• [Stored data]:
+ + + + +
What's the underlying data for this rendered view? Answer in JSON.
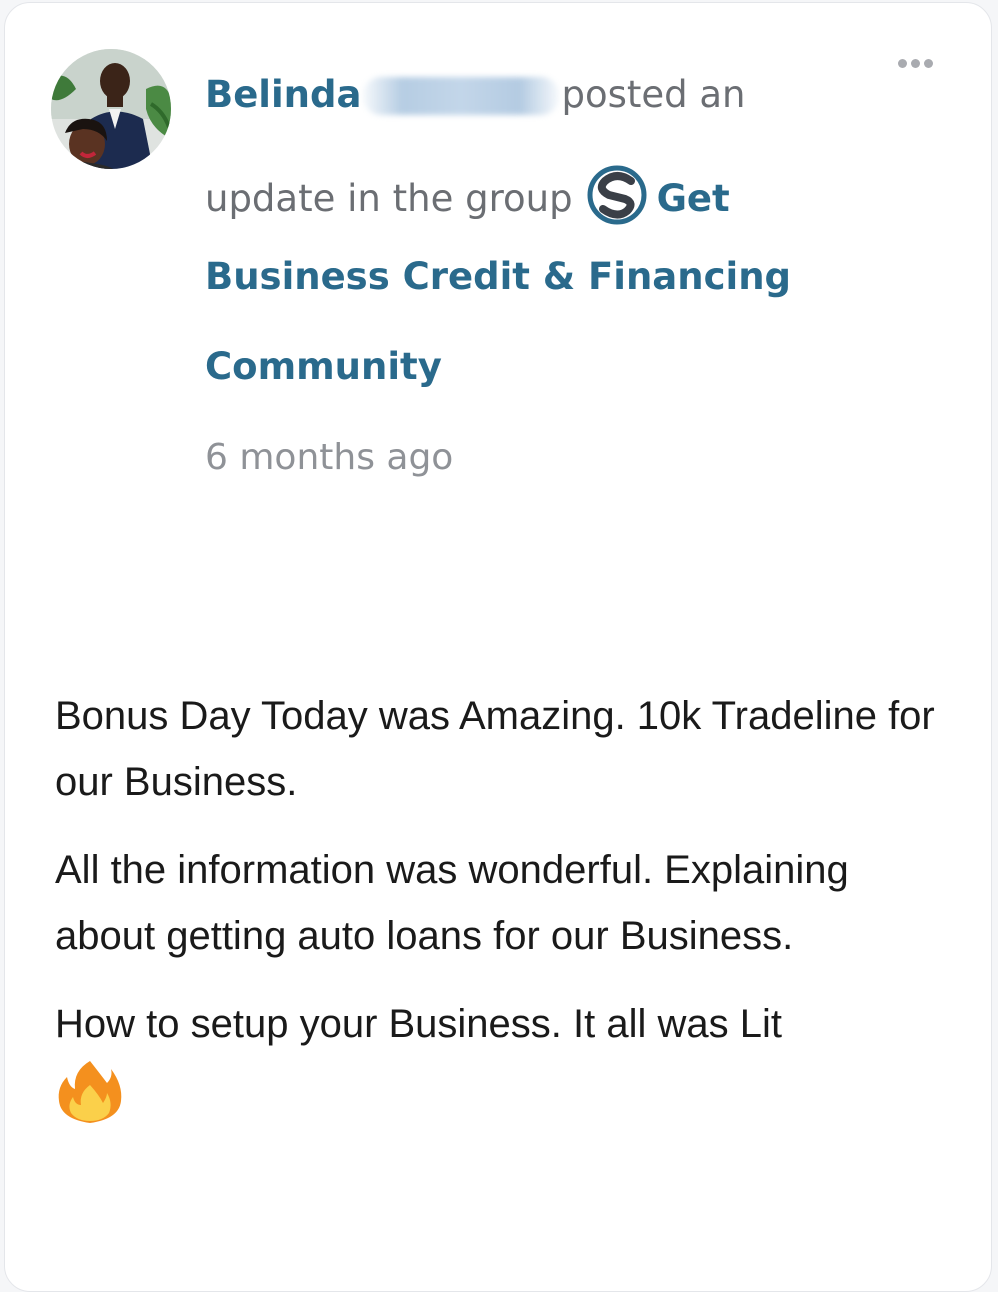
{
  "post": {
    "author_first_name": "Belinda",
    "action_text": "posted an",
    "action_text_2": "update in the group",
    "group_name_part1": "Get",
    "group_name_part2": "Business Credit & Financing",
    "group_name_part3": "Community",
    "timestamp": "6 months ago",
    "paragraphs": [
      "Bonus Day Today was Amazing. 10k Tradeline for our Business.",
      "All the information was wonderful. Explaining about getting auto loans for our Business.",
      "How to setup your Business. It all was Lit"
    ],
    "emoji": "fire-emoji"
  },
  "icons": {
    "avatar": "avatar-photo",
    "group": "group-logo-icon",
    "more": "more-options-icon"
  },
  "colors": {
    "link": "#2a6a8c",
    "muted": "#6b6e73",
    "timestamp": "#8f9297",
    "body_text": "#1a1a1a"
  }
}
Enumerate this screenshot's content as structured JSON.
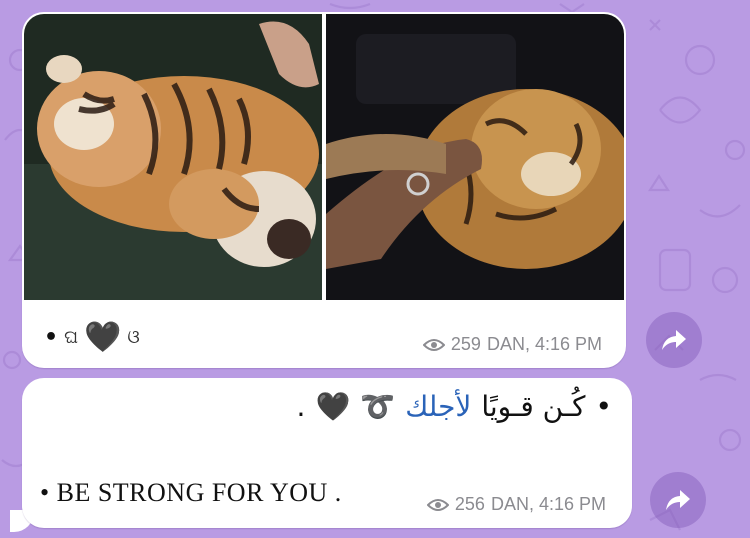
{
  "colors": {
    "wallpaper": "#b99be3",
    "bubble": "#ffffff",
    "meta_text": "#8b8b90",
    "link_blue": "#2a63b8"
  },
  "messages": [
    {
      "caption": {
        "bullet": "•",
        "left_wing": "ଘ",
        "heart": "🖤",
        "right_wing": "ଓ"
      },
      "views": "259",
      "meta_time": "DAN, 4:16 PM",
      "photos": [
        "tiger-cub-sleeping-photo",
        "tiger-cub-with-hand-photo"
      ]
    },
    {
      "arabic_line": {
        "bullet": "•",
        "text_black": "كُـن قـويًا",
        "text_blue": "لأجلك",
        "symbol": "➰",
        "heart": "🖤",
        "end": "."
      },
      "english_line": "• BE STRONG FOR YOU .",
      "views": "256",
      "meta_time": "DAN, 4:16 PM"
    }
  ],
  "icons": {
    "views": "eye-icon",
    "share": "share-arrow-icon"
  }
}
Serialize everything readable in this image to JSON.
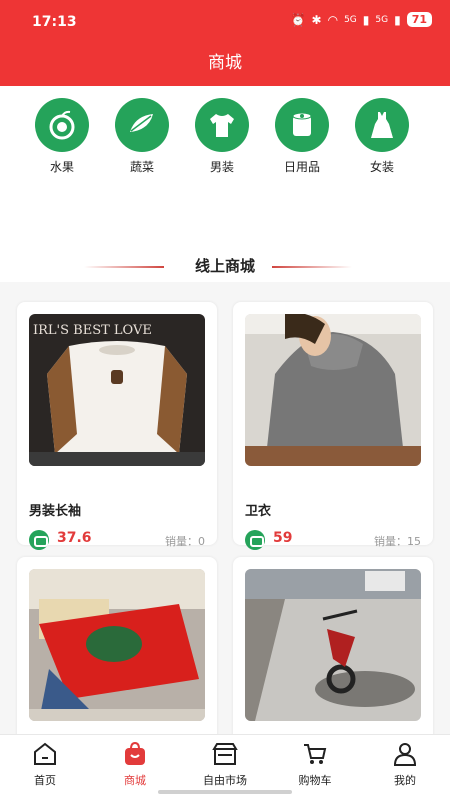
{
  "status": {
    "time": "17:13",
    "signal1": "5G",
    "signal2": "5G",
    "battery": "71"
  },
  "header": {
    "title": "商城"
  },
  "categories": [
    {
      "label": "水果",
      "icon": "fruit-icon"
    },
    {
      "label": "蔬菜",
      "icon": "vegetable-icon"
    },
    {
      "label": "男装",
      "icon": "tshirt-icon"
    },
    {
      "label": "日用品",
      "icon": "tissue-roll-icon"
    },
    {
      "label": "女装",
      "icon": "dress-icon"
    }
  ],
  "section": {
    "title": "线上商城"
  },
  "products": [
    {
      "name": "男装长袖",
      "price": "37.6",
      "sales_label": "销量：",
      "sales": "0"
    },
    {
      "name": "卫衣",
      "price": "59",
      "sales_label": "销量：",
      "sales": "15"
    },
    {
      "name": "",
      "price": "",
      "sales_label": "",
      "sales": ""
    },
    {
      "name": "",
      "price": "",
      "sales_label": "",
      "sales": ""
    }
  ],
  "tabbar": {
    "items": [
      {
        "label": "首页",
        "icon": "home-icon"
      },
      {
        "label": "商城",
        "icon": "shopping-bag-icon"
      },
      {
        "label": "自由市场",
        "icon": "market-stall-icon"
      },
      {
        "label": "购物车",
        "icon": "cart-icon"
      },
      {
        "label": "我的",
        "icon": "person-icon"
      }
    ],
    "active": "商城"
  },
  "colors": {
    "brand_red": "#ee3535",
    "category_green": "#25a35a",
    "price_red": "#e23b3b"
  }
}
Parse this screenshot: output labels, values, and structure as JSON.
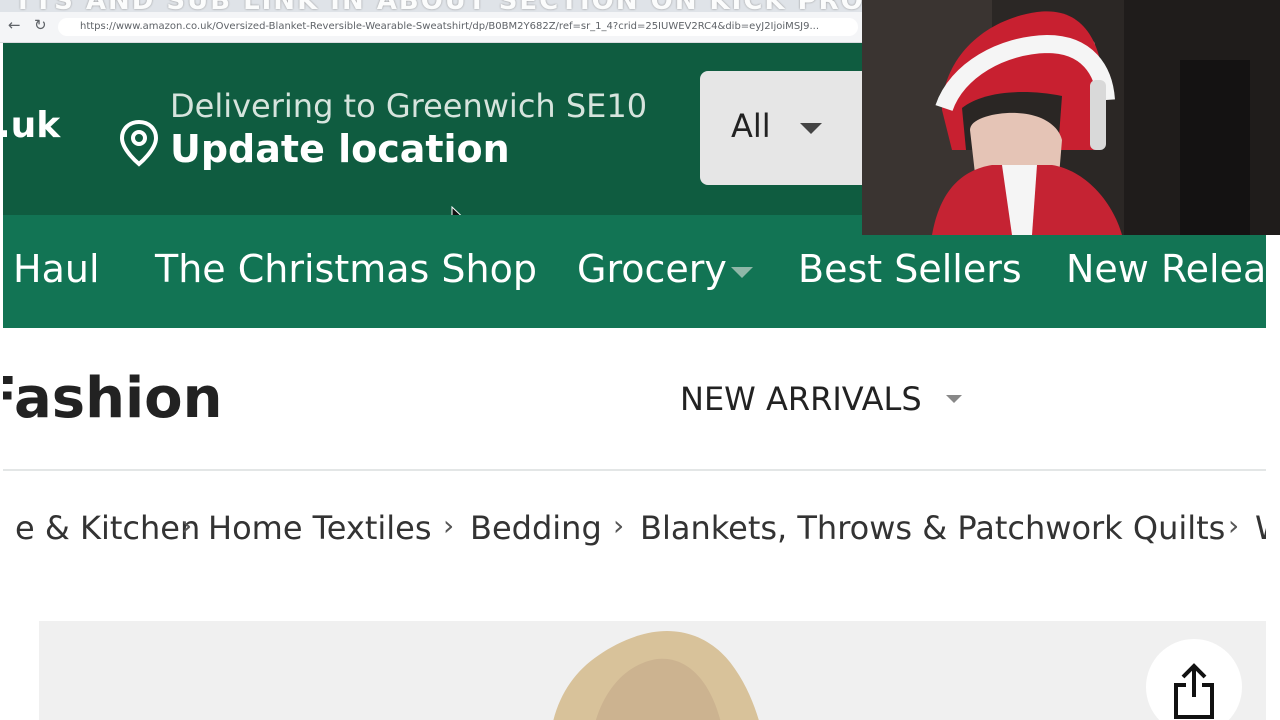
+ + + + +
• [The task]:
The records above need to be restated word for word, with the pictures left out.

• [Answer for this exercise]:
What's the underlying data for this rendered view? Answer in JSON.
{
  "post": {
    "author_first_name": "Belinda",
    "action_text": "posted an",
    "action_text_2": "update in the group",
    "group_name_part1": "Get",
    "group_name_part2": "Business Credit & Financing",
    "group_name_part3": "Community",
    "timestamp": "6 months ago",
    "paragraphs": [
      "Bonus Day Today was Amazing. 10k Tradeline for our Business.",
      "All the information was wonderful. Explaining about getting auto loans for our Business.",
      "How to setup your Business. It all was Lit"
    ],
    "emoji": "fire-emoji"
  },
  "icons": {
    "avatar": "avatar-photo",
    "group": "group-logo-icon",
    "more": "more-options-icon"
  },
  "colors": {
    "link": "#2a6a8c",
    "muted": "#6b6e73",
    "timestamp": "#8f9297",
    "body_text": "#1a1a1a"
  }
}
Enumerate this screenshot's content as structured JSON.
{
  "colors": {
    "wallpaper": "#b99be3",
    "bubble": "#ffffff",
    "meta_text": "#8b8b90",
    "link_blue": "#2a63b8"
  },
  "messages": [
    {
      "caption": {
        "bullet": "•",
        "left_wing": "ଘ",
        "heart": "🖤",
        "right_wing": "ଓ"
      },
      "views": "259",
      "meta_time": "DAN, 4:16 PM",
      "photos": [
        "tiger-cub-sleeping-photo",
        "tiger-cub-with-hand-photo"
      ]
    },
    {
      "arabic_line": {
        "bullet": "•",
        "text_black": "كُـن قـويًا",
        "text_blue": "لأجلك",
        "symbol": "➰",
        "heart": "🖤",
        "end": "."
      },
      "english_line": "• BE STRONG FOR YOU .",
      "views": "256",
      "meta_time": "DAN, 4:16 PM"
    }
  ],
  "icons": {
    "views": "eye-icon",
    "share": "share-arrow-icon"
  }
}
Serialize everything readable in this image to JSON.
{
  "status": {
    "time": "17:13",
    "signal1": "5G",
    "signal2": "5G",
    "battery": "71"
  },
  "header": {
    "title": "商城"
  },
  "categories": [
    {
      "label": "水果",
      "icon": "fruit-icon"
    },
    {
      "label": "蔬菜",
      "icon": "vegetable-icon"
    },
    {
      "label": "男装",
      "icon": "tshirt-icon"
    },
    {
      "label": "日用品",
      "icon": "tissue-roll-icon"
    },
    {
      "label": "女装",
      "icon": "dress-icon"
    }
  ],
  "section": {
    "title": "线上商城"
  },
  "products": [
    {
      "name": "男装长袖",
      "price": "37.6",
      "sales_label": "销量：",
      "sales": "0"
    },
    {
      "name": "卫衣",
      "price": "59",
      "sales_label": "销量：",
      "sales": "15"
    },
    {
      "name": "",
      "price": "",
      "sales_label": "",
      "sales": ""
    },
    {
      "name": "",
      "price": "",
      "sales_label": "",
      "sales": ""
    }
  ],
  "tabbar": {
    "items": [
      {
        "label": "首页",
        "icon": "home-icon"
      },
      {
        "label": "商城",
        "icon": "shopping-bag-icon"
      },
      {
        "label": "自由市场",
        "icon": "market-stall-icon"
      },
      {
        "label": "购物车",
        "icon": "cart-icon"
      },
      {
        "label": "我的",
        "icon": "person-icon"
      }
    ],
    "active": "商城"
  },
  "colors": {
    "brand_red": "#ee3535",
    "category_green": "#25a35a",
    "price_red": "#e23b3b"
  }
}
Parse this screenshot: output labels, values, and structure as JSON.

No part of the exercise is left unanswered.